## PROMPT:
Turn every line of the material below into a numbered list, and skip any blank lines.

┌─ STORED RECORDS

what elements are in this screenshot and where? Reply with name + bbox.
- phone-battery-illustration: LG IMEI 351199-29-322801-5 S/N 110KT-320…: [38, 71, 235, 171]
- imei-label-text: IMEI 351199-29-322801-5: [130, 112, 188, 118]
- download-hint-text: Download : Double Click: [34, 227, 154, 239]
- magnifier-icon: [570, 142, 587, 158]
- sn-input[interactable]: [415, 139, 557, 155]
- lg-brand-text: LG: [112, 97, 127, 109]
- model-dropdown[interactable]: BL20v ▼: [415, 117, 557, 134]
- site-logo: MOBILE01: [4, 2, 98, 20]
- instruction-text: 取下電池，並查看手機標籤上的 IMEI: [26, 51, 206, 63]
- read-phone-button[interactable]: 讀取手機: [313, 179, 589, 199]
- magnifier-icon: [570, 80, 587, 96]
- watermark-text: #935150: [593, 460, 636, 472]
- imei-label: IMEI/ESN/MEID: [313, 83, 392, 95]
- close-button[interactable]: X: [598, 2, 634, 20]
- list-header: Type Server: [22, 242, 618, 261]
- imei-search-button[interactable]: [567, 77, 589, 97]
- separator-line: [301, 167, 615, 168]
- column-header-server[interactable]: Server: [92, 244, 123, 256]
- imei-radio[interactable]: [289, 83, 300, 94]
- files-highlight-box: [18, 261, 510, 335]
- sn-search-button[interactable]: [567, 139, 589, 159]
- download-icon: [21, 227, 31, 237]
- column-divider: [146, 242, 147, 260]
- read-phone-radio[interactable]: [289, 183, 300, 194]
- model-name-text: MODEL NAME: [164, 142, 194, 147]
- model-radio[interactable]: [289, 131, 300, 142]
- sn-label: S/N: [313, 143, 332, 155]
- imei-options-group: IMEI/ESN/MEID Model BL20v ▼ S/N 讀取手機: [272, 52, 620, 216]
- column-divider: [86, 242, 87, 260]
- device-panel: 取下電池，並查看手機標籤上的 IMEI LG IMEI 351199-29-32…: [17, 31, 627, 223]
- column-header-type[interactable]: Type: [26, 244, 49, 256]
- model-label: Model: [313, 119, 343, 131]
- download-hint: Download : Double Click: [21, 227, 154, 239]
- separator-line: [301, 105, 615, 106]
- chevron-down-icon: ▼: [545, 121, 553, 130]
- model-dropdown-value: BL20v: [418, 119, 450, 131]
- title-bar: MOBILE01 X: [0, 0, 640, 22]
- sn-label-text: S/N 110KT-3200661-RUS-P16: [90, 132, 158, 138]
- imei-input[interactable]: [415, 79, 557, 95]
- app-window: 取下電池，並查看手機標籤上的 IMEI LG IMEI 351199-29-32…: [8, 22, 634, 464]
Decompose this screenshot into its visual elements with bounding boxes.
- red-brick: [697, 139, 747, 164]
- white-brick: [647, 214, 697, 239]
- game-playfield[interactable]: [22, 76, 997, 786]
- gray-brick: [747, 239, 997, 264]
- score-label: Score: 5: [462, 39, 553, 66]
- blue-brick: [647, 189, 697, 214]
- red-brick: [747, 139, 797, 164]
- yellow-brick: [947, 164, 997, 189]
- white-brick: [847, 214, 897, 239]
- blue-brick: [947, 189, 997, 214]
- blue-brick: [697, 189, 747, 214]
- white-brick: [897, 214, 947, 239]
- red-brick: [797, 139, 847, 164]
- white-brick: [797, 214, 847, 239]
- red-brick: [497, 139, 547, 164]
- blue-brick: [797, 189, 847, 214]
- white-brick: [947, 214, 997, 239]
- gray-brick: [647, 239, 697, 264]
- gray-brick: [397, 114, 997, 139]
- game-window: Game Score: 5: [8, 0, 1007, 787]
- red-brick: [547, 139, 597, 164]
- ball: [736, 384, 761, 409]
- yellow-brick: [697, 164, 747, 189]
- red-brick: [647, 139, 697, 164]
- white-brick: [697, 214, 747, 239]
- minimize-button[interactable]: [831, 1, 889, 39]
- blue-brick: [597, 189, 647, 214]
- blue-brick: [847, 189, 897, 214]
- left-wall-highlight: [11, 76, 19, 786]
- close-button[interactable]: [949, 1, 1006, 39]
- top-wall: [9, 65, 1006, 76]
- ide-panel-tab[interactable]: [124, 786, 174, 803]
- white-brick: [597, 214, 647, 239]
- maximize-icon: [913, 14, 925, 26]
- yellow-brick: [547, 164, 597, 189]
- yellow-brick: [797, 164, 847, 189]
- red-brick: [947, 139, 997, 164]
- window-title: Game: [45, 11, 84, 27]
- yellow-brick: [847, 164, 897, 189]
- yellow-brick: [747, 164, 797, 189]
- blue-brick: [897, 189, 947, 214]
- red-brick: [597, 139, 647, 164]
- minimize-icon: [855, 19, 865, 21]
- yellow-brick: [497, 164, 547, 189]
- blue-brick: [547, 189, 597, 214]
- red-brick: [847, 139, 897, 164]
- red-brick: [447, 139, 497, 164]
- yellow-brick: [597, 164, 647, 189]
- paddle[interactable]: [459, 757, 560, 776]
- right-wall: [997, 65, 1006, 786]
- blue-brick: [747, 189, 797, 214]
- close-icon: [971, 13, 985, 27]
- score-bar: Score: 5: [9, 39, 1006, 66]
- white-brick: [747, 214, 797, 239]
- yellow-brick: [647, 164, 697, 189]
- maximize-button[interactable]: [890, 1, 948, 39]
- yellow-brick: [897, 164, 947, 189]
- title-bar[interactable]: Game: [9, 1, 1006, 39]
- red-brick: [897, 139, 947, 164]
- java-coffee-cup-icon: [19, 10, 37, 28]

└─

## CORRECT OUTPUT:
1. what elements are in this screenshot and where? Reply with name + bbox.
2. - phone-battery-illustration: LG IMEI 351199-29-322801-5 S/N 110KT-320…: [38, 71, 235, 171]
3. - imei-label-text: IMEI 351199-29-322801-5: [130, 112, 188, 118]
4. - download-hint-text: Download : Double Click: [34, 227, 154, 239]
5. - magnifier-icon: [570, 142, 587, 158]
6. - sn-input[interactable]: [415, 139, 557, 155]
7. - lg-brand-text: LG: [112, 97, 127, 109]
8. - model-dropdown[interactable]: BL20v ▼: [415, 117, 557, 134]
9. - site-logo: MOBILE01: [4, 2, 98, 20]
10. - instruction-text: 取下電池，並查看手機標籤上的 IMEI: [26, 51, 206, 63]
11. - read-phone-button[interactable]: 讀取手機: [313, 179, 589, 199]
12. - magnifier-icon: [570, 80, 587, 96]
13. - watermark-text: #935150: [593, 460, 636, 472]
14. - imei-label: IMEI/ESN/MEID: [313, 83, 392, 95]
15. - close-button[interactable]: X: [598, 2, 634, 20]
16. - list-header: Type Server: [22, 242, 618, 261]
17. - imei-search-button[interactable]: [567, 77, 589, 97]
18. - separator-line: [301, 167, 615, 168]
19. - column-header-server[interactable]: Server: [92, 244, 123, 256]
20. - imei-radio[interactable]: [289, 83, 300, 94]
21. - files-highlight-box: [18, 261, 510, 335]
22. - sn-search-button[interactable]: [567, 139, 589, 159]
23. - download-icon: [21, 227, 31, 237]
24. - column-divider: [146, 242, 147, 260]
25. - read-phone-radio[interactable]: [289, 183, 300, 194]
26. - model-name-text: MODEL NAME: [164, 142, 194, 147]
27. - model-radio[interactable]: [289, 131, 300, 142]
28. - sn-label: S/N: [313, 143, 332, 155]
29. - imei-options-group: IMEI/ESN/MEID Model BL20v ▼ S/N 讀取手機: [272, 52, 620, 216]
30. - column-divider: [86, 242, 87, 260]
31. - device-panel: 取下電池，並查看手機標籤上的 IMEI LG IMEI 351199-29-32…: [17, 31, 627, 223]
32. - column-header-type[interactable]: Type: [26, 244, 49, 256]
33. - model-label: Model: [313, 119, 343, 131]
34. - download-hint: Download : Double Click: [21, 227, 154, 239]
35. - separator-line: [301, 105, 615, 106]
36. - chevron-down-icon: ▼: [545, 121, 553, 130]
37. - model-dropdown-value: BL20v: [418, 119, 450, 131]
38. - title-bar: MOBILE01 X: [0, 0, 640, 22]
39. - sn-label-text: S/N 110KT-3200661-RUS-P16: [90, 132, 158, 138]
40. - imei-input[interactable]: [415, 79, 557, 95]
41. - app-window: 取下電池，並查看手機標籤上的 IMEI LG IMEI 351199-29-32…: [8, 22, 634, 464]
42. Decompose this screenshot into its visual elements with bounding boxes.
43. - red-brick: [697, 139, 747, 164]
44. - white-brick: [647, 214, 697, 239]
45. - game-playfield[interactable]: [22, 76, 997, 786]
46. - gray-brick: [747, 239, 997, 264]
47. - score-label: Score: 5: [462, 39, 553, 66]
48. - blue-brick: [647, 189, 697, 214]
49. - red-brick: [747, 139, 797, 164]
50. - yellow-brick: [947, 164, 997, 189]
51. - white-brick: [847, 214, 897, 239]
52. - blue-brick: [947, 189, 997, 214]
53. - blue-brick: [697, 189, 747, 214]
54. - white-brick: [897, 214, 947, 239]
55. - red-brick: [797, 139, 847, 164]
56. - white-brick: [797, 214, 847, 239]
57. - red-brick: [497, 139, 547, 164]
58. - blue-brick: [797, 189, 847, 214]
59. - white-brick: [947, 214, 997, 239]
60. - gray-brick: [647, 239, 697, 264]
61. - gray-brick: [397, 114, 997, 139]
62. - game-window: Game Score: 5: [8, 0, 1007, 787]
63. - red-brick: [547, 139, 597, 164]
64. - ball: [736, 384, 761, 409]
65. - yellow-brick: [697, 164, 747, 189]
66. - red-brick: [647, 139, 697, 164]
67. - white-brick: [697, 214, 747, 239]
68. - minimize-button[interactable]: [831, 1, 889, 39]
69. - blue-brick: [597, 189, 647, 214]
70. - blue-brick: [847, 189, 897, 214]
71. - left-wall-highlight: [11, 76, 19, 786]
72. - close-button[interactable]: [949, 1, 1006, 39]
73. - top-wall: [9, 65, 1006, 76]
74. - ide-panel-tab[interactable]: [124, 786, 174, 803]
75. - white-brick: [597, 214, 647, 239]
76. - maximize-icon: [913, 14, 925, 26]
77. - yellow-brick: [547, 164, 597, 189]
78. - yellow-brick: [797, 164, 847, 189]
79. - red-brick: [947, 139, 997, 164]
80. - window-title: Game: [45, 11, 84, 27]
81. - yellow-brick: [847, 164, 897, 189]
82. - yellow-brick: [747, 164, 797, 189]
83. - blue-brick: [897, 189, 947, 214]
84. - red-brick: [597, 139, 647, 164]
85. - minimize-icon: [855, 19, 865, 21]
86. - yellow-brick: [497, 164, 547, 189]
87. - blue-brick: [547, 189, 597, 214]
88. - red-brick: [847, 139, 897, 164]
89. - red-brick: [447, 139, 497, 164]
90. - yellow-brick: [597, 164, 647, 189]
91. - paddle[interactable]: [459, 757, 560, 776]
92. - right-wall: [997, 65, 1006, 786]
93. - blue-brick: [747, 189, 797, 214]
94. - close-icon: [971, 13, 985, 27]
95. - score-bar: Score: 5: [9, 39, 1006, 66]
96. - white-brick: [747, 214, 797, 239]
97. - yellow-brick: [647, 164, 697, 189]
98. - maximize-button[interactable]: [890, 1, 948, 39]
99. - yellow-brick: [897, 164, 947, 189]
100. - title-bar[interactable]: Game: [9, 1, 1006, 39]
101. - red-brick: [897, 139, 947, 164]
102. - java-coffee-cup-icon: [19, 10, 37, 28]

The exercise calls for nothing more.